● Challenge
Copy all the material below, exactly as it stands.

## Begin Provided data

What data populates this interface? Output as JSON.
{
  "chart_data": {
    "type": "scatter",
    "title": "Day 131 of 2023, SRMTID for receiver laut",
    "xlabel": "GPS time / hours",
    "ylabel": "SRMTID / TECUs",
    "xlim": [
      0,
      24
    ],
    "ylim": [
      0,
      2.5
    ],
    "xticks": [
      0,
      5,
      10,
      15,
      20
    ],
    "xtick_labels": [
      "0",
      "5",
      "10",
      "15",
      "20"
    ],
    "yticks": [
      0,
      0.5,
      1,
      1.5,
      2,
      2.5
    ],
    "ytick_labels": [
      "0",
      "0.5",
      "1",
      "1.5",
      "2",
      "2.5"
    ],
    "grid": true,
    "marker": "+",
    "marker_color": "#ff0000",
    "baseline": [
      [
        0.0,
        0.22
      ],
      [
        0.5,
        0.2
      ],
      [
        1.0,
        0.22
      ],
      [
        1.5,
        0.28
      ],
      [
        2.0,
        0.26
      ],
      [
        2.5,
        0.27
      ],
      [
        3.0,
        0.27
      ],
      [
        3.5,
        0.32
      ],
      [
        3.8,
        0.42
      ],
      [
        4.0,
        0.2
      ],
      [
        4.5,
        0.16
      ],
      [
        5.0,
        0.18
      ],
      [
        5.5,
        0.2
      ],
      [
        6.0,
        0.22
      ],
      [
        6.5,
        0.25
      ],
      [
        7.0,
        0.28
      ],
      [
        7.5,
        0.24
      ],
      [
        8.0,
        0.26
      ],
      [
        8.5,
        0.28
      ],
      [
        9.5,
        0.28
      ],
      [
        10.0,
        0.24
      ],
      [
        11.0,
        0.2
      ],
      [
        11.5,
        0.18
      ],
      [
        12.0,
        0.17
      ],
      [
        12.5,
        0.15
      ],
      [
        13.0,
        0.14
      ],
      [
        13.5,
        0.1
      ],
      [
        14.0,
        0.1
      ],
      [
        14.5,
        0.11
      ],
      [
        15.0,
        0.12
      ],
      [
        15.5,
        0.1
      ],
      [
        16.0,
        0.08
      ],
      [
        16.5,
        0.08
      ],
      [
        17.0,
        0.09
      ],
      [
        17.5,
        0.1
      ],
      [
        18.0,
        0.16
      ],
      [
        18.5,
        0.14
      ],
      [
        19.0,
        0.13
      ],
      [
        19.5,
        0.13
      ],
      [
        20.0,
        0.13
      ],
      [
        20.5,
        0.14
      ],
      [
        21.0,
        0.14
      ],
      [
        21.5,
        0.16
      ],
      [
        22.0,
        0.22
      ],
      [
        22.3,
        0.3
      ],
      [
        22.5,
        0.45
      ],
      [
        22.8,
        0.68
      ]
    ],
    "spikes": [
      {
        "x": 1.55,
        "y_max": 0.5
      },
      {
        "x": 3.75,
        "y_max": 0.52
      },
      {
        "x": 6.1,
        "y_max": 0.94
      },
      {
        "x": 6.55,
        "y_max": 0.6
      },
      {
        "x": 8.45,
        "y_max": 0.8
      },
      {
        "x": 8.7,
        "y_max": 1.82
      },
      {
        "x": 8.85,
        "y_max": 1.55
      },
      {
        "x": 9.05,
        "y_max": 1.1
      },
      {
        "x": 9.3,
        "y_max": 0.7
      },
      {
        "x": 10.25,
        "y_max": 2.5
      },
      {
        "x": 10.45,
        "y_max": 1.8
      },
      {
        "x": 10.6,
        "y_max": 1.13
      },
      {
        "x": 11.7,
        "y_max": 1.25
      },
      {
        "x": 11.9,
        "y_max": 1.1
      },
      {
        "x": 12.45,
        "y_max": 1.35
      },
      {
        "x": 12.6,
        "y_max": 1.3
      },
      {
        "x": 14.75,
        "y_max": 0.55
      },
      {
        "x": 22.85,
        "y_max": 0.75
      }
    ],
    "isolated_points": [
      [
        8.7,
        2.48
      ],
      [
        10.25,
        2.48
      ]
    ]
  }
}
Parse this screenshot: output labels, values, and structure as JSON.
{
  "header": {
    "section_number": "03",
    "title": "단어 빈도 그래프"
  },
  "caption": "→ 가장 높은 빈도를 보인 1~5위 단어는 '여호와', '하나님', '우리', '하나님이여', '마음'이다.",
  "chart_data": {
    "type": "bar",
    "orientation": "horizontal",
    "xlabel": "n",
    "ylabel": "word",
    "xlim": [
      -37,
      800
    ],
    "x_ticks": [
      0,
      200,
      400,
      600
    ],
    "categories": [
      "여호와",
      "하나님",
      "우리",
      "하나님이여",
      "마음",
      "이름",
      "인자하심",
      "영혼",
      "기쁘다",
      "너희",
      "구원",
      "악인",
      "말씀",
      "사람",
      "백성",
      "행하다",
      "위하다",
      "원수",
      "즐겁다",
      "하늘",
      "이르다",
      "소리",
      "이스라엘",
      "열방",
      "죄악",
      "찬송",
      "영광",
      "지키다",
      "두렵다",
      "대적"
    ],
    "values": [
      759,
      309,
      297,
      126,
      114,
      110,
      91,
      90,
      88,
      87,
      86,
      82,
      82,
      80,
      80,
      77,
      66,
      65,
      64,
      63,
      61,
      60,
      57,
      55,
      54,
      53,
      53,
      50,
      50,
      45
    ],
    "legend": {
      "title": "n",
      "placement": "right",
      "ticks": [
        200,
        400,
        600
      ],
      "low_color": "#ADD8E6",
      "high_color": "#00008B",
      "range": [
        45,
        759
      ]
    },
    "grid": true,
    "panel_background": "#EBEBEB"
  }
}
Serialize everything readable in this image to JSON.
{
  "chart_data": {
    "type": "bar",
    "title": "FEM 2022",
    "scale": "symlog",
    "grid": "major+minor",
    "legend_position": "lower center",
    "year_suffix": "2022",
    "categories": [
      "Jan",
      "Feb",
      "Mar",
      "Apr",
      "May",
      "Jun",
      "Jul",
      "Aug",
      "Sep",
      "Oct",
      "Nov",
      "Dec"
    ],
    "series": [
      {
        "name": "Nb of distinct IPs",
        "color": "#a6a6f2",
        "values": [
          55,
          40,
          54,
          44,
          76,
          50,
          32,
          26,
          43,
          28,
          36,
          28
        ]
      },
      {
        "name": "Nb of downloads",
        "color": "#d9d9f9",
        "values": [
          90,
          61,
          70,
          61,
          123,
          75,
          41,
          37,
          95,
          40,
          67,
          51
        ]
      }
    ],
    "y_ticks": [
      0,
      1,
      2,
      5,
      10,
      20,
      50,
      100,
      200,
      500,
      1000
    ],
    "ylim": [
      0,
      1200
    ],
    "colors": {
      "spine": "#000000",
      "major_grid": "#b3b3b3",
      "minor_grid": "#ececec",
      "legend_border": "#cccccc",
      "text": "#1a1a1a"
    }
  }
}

## End Provided data

● Full output
What data populates this interface? Output as JSON.
{
  "chart_data": {
    "type": "scatter",
    "title": "Day 131 of 2023, SRMTID for receiver laut",
    "xlabel": "GPS time / hours",
    "ylabel": "SRMTID / TECUs",
    "xlim": [
      0,
      24
    ],
    "ylim": [
      0,
      2.5
    ],
    "xticks": [
      0,
      5,
      10,
      15,
      20
    ],
    "xtick_labels": [
      "0",
      "5",
      "10",
      "15",
      "20"
    ],
    "yticks": [
      0,
      0.5,
      1,
      1.5,
      2,
      2.5
    ],
    "ytick_labels": [
      "0",
      "0.5",
      "1",
      "1.5",
      "2",
      "2.5"
    ],
    "grid": true,
    "marker": "+",
    "marker_color": "#ff0000",
    "baseline": [
      [
        0.0,
        0.22
      ],
      [
        0.5,
        0.2
      ],
      [
        1.0,
        0.22
      ],
      [
        1.5,
        0.28
      ],
      [
        2.0,
        0.26
      ],
      [
        2.5,
        0.27
      ],
      [
        3.0,
        0.27
      ],
      [
        3.5,
        0.32
      ],
      [
        3.8,
        0.42
      ],
      [
        4.0,
        0.2
      ],
      [
        4.5,
        0.16
      ],
      [
        5.0,
        0.18
      ],
      [
        5.5,
        0.2
      ],
      [
        6.0,
        0.22
      ],
      [
        6.5,
        0.25
      ],
      [
        7.0,
        0.28
      ],
      [
        7.5,
        0.24
      ],
      [
        8.0,
        0.26
      ],
      [
        8.5,
        0.28
      ],
      [
        9.5,
        0.28
      ],
      [
        10.0,
        0.24
      ],
      [
        11.0,
        0.2
      ],
      [
        11.5,
        0.18
      ],
      [
        12.0,
        0.17
      ],
      [
        12.5,
        0.15
      ],
      [
        13.0,
        0.14
      ],
      [
        13.5,
        0.1
      ],
      [
        14.0,
        0.1
      ],
      [
        14.5,
        0.11
      ],
      [
        15.0,
        0.12
      ],
      [
        15.5,
        0.1
      ],
      [
        16.0,
        0.08
      ],
      [
        16.5,
        0.08
      ],
      [
        17.0,
        0.09
      ],
      [
        17.5,
        0.1
      ],
      [
        18.0,
        0.16
      ],
      [
        18.5,
        0.14
      ],
      [
        19.0,
        0.13
      ],
      [
        19.5,
        0.13
      ],
      [
        20.0,
        0.13
      ],
      [
        20.5,
        0.14
      ],
      [
        21.0,
        0.14
      ],
      [
        21.5,
        0.16
      ],
      [
        22.0,
        0.22
      ],
      [
        22.3,
        0.3
      ],
      [
        22.5,
        0.45
      ],
      [
        22.8,
        0.68
      ]
    ],
    "spikes": [
      {
        "x": 1.55,
        "y_max": 0.5
      },
      {
        "x": 3.75,
        "y_max": 0.52
      },
      {
        "x": 6.1,
        "y_max": 0.94
      },
      {
        "x": 6.55,
        "y_max": 0.6
      },
      {
        "x": 8.45,
        "y_max": 0.8
      },
      {
        "x": 8.7,
        "y_max": 1.82
      },
      {
        "x": 8.85,
        "y_max": 1.55
      },
      {
        "x": 9.05,
        "y_max": 1.1
      },
      {
        "x": 9.3,
        "y_max": 0.7
      },
      {
        "x": 10.25,
        "y_max": 2.5
      },
      {
        "x": 10.45,
        "y_max": 1.8
      },
      {
        "x": 10.6,
        "y_max": 1.13
      },
      {
        "x": 11.7,
        "y_max": 1.25
      },
      {
        "x": 11.9,
        "y_max": 1.1
      },
      {
        "x": 12.45,
        "y_max": 1.35
      },
      {
        "x": 12.6,
        "y_max": 1.3
      },
      {
        "x": 14.75,
        "y_max": 0.55
      },
      {
        "x": 22.85,
        "y_max": 0.75
      }
    ],
    "isolated_points": [
      [
        8.7,
        2.48
      ],
      [
        10.25,
        2.48
      ]
    ]
  }
}
Parse this screenshot: output labels, values, and structure as JSON.
{
  "header": {
    "section_number": "03",
    "title": "단어 빈도 그래프"
  },
  "caption": "→ 가장 높은 빈도를 보인 1~5위 단어는 '여호와', '하나님', '우리', '하나님이여', '마음'이다.",
  "chart_data": {
    "type": "bar",
    "orientation": "horizontal",
    "xlabel": "n",
    "ylabel": "word",
    "xlim": [
      -37,
      800
    ],
    "x_ticks": [
      0,
      200,
      400,
      600
    ],
    "categories": [
      "여호와",
      "하나님",
      "우리",
      "하나님이여",
      "마음",
      "이름",
      "인자하심",
      "영혼",
      "기쁘다",
      "너희",
      "구원",
      "악인",
      "말씀",
      "사람",
      "백성",
      "행하다",
      "위하다",
      "원수",
      "즐겁다",
      "하늘",
      "이르다",
      "소리",
      "이스라엘",
      "열방",
      "죄악",
      "찬송",
      "영광",
      "지키다",
      "두렵다",
      "대적"
    ],
    "values": [
      759,
      309,
      297,
      126,
      114,
      110,
      91,
      90,
      88,
      87,
      86,
      82,
      82,
      80,
      80,
      77,
      66,
      65,
      64,
      63,
      61,
      60,
      57,
      55,
      54,
      53,
      53,
      50,
      50,
      45
    ],
    "legend": {
      "title": "n",
      "placement": "right",
      "ticks": [
        200,
        400,
        600
      ],
      "low_color": "#ADD8E6",
      "high_color": "#00008B",
      "range": [
        45,
        759
      ]
    },
    "grid": true,
    "panel_background": "#EBEBEB"
  }
}
Serialize everything readable in this image to JSON.
{
  "chart_data": {
    "type": "bar",
    "title": "FEM 2022",
    "scale": "symlog",
    "grid": "major+minor",
    "legend_position": "lower center",
    "year_suffix": "2022",
    "categories": [
      "Jan",
      "Feb",
      "Mar",
      "Apr",
      "May",
      "Jun",
      "Jul",
      "Aug",
      "Sep",
      "Oct",
      "Nov",
      "Dec"
    ],
    "series": [
      {
        "name": "Nb of distinct IPs",
        "color": "#a6a6f2",
        "values": [
          55,
          40,
          54,
          44,
          76,
          50,
          32,
          26,
          43,
          28,
          36,
          28
        ]
      },
      {
        "name": "Nb of downloads",
        "color": "#d9d9f9",
        "values": [
          90,
          61,
          70,
          61,
          123,
          75,
          41,
          37,
          95,
          40,
          67,
          51
        ]
      }
    ],
    "y_ticks": [
      0,
      1,
      2,
      5,
      10,
      20,
      50,
      100,
      200,
      500,
      1000
    ],
    "ylim": [
      0,
      1200
    ],
    "colors": {
      "spine": "#000000",
      "major_grid": "#b3b3b3",
      "minor_grid": "#ececec",
      "legend_border": "#cccccc",
      "text": "#1a1a1a"
    }
  }
}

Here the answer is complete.